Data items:
__________________________________________________

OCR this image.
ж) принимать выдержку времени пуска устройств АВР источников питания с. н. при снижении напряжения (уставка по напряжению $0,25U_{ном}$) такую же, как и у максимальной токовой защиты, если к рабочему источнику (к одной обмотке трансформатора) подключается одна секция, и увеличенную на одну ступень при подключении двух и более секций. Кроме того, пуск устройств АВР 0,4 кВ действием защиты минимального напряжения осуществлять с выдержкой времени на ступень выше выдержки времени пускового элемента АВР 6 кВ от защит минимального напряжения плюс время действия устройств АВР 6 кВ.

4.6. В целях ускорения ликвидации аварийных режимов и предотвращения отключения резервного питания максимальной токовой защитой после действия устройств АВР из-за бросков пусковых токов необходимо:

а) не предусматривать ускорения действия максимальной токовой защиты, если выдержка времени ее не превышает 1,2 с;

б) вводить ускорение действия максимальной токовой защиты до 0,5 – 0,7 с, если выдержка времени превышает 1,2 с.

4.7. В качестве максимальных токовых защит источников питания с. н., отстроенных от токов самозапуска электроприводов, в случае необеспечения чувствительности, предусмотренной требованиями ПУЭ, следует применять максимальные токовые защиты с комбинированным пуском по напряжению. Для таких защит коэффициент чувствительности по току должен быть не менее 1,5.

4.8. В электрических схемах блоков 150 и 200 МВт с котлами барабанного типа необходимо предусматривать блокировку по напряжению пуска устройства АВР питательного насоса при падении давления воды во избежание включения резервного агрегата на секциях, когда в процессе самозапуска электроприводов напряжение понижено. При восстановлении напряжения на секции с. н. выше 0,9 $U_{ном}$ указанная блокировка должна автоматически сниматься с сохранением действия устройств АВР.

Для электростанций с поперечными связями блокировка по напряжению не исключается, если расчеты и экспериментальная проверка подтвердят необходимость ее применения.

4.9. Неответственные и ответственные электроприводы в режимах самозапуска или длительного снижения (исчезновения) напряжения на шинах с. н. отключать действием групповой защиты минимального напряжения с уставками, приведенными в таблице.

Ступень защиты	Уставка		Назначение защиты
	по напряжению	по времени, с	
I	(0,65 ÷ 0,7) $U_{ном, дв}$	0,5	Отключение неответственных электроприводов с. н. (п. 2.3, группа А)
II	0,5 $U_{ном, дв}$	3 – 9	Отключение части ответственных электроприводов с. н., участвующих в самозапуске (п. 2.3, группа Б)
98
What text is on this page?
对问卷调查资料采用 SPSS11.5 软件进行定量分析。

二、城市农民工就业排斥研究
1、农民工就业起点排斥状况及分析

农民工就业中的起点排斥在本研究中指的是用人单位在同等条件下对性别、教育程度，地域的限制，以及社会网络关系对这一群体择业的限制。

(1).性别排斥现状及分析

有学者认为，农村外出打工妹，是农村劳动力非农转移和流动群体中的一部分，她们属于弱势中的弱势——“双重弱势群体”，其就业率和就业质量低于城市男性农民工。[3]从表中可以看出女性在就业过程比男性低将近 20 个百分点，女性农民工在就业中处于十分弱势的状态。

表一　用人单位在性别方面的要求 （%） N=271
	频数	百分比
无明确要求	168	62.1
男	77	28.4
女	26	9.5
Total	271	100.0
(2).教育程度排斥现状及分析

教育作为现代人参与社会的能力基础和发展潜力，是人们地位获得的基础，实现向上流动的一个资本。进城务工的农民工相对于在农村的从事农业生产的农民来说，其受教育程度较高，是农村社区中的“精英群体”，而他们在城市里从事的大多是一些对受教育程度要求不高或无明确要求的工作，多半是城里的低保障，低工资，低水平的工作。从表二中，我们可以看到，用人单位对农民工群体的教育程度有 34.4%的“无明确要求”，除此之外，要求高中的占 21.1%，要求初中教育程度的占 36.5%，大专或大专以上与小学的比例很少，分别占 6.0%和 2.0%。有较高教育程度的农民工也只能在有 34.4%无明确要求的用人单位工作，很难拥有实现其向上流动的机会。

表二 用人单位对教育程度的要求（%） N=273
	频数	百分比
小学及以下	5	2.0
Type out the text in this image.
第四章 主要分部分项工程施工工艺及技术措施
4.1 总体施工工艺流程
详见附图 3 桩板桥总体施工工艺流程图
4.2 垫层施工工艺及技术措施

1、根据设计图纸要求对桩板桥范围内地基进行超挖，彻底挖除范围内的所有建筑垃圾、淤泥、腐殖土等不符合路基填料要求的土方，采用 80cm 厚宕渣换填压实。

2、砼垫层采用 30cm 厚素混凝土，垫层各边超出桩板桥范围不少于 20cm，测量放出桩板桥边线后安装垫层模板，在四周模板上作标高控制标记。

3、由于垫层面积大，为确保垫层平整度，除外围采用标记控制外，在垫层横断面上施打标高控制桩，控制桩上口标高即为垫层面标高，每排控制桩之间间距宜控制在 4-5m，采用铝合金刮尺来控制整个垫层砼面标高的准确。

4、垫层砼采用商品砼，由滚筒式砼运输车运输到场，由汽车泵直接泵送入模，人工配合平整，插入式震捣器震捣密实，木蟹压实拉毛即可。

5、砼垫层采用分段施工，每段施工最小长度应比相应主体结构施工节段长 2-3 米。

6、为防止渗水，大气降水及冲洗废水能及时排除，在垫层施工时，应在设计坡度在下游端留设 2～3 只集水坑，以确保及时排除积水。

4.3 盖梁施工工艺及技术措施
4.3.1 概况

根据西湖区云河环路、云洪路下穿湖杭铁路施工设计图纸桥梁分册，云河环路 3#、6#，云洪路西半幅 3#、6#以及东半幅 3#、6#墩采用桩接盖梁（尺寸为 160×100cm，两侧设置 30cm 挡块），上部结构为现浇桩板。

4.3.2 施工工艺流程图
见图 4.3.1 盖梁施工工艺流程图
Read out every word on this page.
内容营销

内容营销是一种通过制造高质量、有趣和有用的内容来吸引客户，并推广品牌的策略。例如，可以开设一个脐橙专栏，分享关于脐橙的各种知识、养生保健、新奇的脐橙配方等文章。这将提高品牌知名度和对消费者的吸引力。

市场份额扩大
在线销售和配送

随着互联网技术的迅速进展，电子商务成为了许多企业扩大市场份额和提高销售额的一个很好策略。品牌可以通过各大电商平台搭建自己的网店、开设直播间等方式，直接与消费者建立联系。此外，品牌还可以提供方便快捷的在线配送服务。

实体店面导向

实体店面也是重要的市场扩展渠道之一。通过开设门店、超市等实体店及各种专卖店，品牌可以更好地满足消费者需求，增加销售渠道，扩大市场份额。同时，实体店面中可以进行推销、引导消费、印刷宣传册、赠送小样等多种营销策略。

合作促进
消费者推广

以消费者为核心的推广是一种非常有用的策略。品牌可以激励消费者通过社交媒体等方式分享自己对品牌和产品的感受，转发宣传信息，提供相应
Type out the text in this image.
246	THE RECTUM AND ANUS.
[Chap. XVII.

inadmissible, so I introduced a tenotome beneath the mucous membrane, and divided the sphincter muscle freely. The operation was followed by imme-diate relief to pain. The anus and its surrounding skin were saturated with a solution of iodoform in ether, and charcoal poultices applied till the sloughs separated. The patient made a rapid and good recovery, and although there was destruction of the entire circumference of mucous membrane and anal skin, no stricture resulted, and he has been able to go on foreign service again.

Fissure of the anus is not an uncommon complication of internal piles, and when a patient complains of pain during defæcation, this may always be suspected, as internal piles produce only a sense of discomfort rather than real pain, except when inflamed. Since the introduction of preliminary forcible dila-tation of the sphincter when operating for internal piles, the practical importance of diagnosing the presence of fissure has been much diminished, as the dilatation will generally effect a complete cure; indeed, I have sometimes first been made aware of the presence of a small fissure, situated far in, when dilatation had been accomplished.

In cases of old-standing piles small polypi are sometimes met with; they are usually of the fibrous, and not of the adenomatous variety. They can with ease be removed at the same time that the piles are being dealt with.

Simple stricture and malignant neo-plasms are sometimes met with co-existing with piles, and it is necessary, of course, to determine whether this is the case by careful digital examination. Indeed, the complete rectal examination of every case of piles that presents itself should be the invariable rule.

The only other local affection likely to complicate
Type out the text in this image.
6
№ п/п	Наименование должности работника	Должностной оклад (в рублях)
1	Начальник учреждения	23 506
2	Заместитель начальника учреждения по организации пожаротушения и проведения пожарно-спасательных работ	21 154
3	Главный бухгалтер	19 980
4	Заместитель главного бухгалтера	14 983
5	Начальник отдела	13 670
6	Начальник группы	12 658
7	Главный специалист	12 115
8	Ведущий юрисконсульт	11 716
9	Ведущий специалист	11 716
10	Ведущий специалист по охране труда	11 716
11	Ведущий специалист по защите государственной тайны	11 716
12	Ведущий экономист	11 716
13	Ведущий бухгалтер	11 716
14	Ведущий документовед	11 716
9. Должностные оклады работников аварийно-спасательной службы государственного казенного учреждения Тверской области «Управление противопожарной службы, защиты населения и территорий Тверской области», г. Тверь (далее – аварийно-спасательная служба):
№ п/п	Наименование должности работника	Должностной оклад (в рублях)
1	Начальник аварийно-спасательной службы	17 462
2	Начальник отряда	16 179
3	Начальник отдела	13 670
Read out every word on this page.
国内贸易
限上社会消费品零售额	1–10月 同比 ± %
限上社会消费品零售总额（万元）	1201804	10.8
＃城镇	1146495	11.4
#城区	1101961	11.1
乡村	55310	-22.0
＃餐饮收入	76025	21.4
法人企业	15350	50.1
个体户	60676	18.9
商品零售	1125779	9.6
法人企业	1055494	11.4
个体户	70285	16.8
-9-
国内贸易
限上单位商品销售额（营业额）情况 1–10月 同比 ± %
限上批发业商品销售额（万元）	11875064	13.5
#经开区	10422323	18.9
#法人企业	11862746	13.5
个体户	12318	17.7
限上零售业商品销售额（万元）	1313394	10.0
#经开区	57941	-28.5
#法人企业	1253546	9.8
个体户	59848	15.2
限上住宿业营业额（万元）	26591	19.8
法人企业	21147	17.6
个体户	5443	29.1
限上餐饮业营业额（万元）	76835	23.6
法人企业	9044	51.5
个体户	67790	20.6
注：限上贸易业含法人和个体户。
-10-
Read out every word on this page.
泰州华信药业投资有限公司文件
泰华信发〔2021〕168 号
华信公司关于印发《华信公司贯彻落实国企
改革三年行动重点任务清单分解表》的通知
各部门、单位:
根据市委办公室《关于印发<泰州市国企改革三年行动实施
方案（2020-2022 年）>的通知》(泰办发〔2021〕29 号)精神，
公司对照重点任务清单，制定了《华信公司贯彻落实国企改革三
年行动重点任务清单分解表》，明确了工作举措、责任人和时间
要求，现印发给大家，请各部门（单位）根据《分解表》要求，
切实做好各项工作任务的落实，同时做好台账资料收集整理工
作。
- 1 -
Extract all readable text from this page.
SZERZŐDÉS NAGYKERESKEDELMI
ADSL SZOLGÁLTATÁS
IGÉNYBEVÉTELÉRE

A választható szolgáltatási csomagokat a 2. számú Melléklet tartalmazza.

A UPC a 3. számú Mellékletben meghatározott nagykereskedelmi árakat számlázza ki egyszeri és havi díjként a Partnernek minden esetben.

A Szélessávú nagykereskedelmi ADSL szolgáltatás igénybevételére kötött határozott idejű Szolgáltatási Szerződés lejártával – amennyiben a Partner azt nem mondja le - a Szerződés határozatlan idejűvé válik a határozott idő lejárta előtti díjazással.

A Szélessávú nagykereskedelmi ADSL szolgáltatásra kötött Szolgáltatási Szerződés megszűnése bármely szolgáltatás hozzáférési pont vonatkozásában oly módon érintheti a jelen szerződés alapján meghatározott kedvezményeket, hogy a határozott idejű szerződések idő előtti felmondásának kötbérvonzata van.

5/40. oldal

__________________________________________________

Figure out how many lines of the data above include "токовой", then give the number and nothing more.

4